Objective =
The entries need to be copied exactly.

(Records from a dataset)
>> BEGIN

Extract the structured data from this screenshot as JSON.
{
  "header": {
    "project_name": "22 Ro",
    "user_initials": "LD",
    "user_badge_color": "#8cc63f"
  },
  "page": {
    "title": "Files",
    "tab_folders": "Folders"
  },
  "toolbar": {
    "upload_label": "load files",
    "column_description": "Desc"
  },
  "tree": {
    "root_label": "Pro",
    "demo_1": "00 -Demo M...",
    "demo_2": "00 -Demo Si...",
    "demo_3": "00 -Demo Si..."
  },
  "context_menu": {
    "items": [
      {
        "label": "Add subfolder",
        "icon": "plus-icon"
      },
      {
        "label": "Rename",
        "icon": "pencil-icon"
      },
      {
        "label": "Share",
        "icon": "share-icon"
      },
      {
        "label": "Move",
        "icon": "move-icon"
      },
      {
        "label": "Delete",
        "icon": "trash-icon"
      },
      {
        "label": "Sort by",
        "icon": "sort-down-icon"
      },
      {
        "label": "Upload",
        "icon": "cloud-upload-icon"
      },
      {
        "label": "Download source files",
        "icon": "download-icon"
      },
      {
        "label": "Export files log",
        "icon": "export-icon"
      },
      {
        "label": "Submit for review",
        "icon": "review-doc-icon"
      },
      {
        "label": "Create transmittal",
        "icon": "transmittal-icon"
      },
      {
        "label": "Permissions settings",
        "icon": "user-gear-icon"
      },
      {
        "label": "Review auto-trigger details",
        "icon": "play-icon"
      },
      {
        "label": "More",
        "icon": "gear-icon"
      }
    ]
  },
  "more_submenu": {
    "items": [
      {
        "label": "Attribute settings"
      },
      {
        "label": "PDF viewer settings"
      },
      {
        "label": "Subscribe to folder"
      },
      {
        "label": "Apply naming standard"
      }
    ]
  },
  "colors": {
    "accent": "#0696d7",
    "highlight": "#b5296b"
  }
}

>> END

Solution for this problem =
Extract the structured data from this screenshot as JSON.
{
  "header": {
    "project_name": "22 Ro",
    "user_initials": "LD",
    "user_badge_color": "#8cc63f"
  },
  "page": {
    "title": "Files",
    "tab_folders": "Folders"
  },
  "toolbar": {
    "upload_label": "load files",
    "column_description": "Desc"
  },
  "tree": {
    "root_label": "Pro",
    "demo_1": "00 -Demo M...",
    "demo_2": "00 -Demo Si...",
    "demo_3": "00 -Demo Si..."
  },
  "context_menu": {
    "items": [
      {
        "label": "Add subfolder",
        "icon": "plus-icon"
      },
      {
        "label": "Rename",
        "icon": "pencil-icon"
      },
      {
        "label": "Share",
        "icon": "share-icon"
      },
      {
        "label": "Move",
        "icon": "move-icon"
      },
      {
        "label": "Delete",
        "icon": "trash-icon"
      },
      {
        "label": "Sort by",
        "icon": "sort-down-icon"
      },
      {
        "label": "Upload",
        "icon": "cloud-upload-icon"
      },
      {
        "label": "Download source files",
        "icon": "download-icon"
      },
      {
        "label": "Export files log",
        "icon": "export-icon"
      },
      {
        "label": "Submit for review",
        "icon": "review-doc-icon"
      },
      {
        "label": "Create transmittal",
        "icon": "transmittal-icon"
      },
      {
        "label": "Permissions settings",
        "icon": "user-gear-icon"
      },
      {
        "label": "Review auto-trigger details",
        "icon": "play-icon"
      },
      {
        "label": "More",
        "icon": "gear-icon"
      }
    ]
  },
  "more_submenu": {
    "items": [
      {
        "label": "Attribute settings"
      },
      {
        "label": "PDF viewer settings"
      },
      {
        "label": "Subscribe to folder"
      },
      {
        "label": "Apply naming standard"
      }
    ]
  },
  "colors": {
    "accent": "#0696d7",
    "highlight": "#b5296b"
  }
}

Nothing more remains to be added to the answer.